Work to be completed:
Could you repeat the listing below with "one per line" swapped for "each on its own line" and everything else unchanged, leaving out the pictures?

[Labeled box records]
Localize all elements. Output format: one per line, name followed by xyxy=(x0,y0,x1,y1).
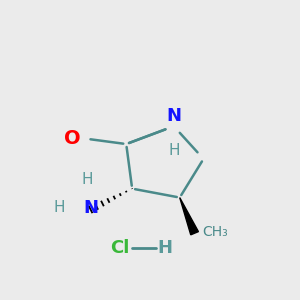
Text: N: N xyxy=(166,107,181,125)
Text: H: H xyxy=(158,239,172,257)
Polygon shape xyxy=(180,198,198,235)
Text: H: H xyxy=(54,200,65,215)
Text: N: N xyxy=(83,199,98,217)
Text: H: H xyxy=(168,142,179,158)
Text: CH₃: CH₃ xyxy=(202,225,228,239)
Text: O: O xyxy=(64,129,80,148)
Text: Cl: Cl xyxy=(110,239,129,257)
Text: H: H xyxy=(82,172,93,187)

Output of the task:
Localize all elements. Output format: each on its own line, name followed by xyxy=(x0,y0,x1,y1).
Text: N: N xyxy=(166,107,181,125)
Text: H: H xyxy=(158,239,172,257)
Polygon shape xyxy=(180,198,198,235)
Text: H: H xyxy=(54,200,65,215)
Text: N: N xyxy=(83,199,98,217)
Text: H: H xyxy=(168,142,179,158)
Text: CH₃: CH₃ xyxy=(202,225,228,239)
Text: O: O xyxy=(64,129,80,148)
Text: Cl: Cl xyxy=(110,239,129,257)
Text: H: H xyxy=(82,172,93,187)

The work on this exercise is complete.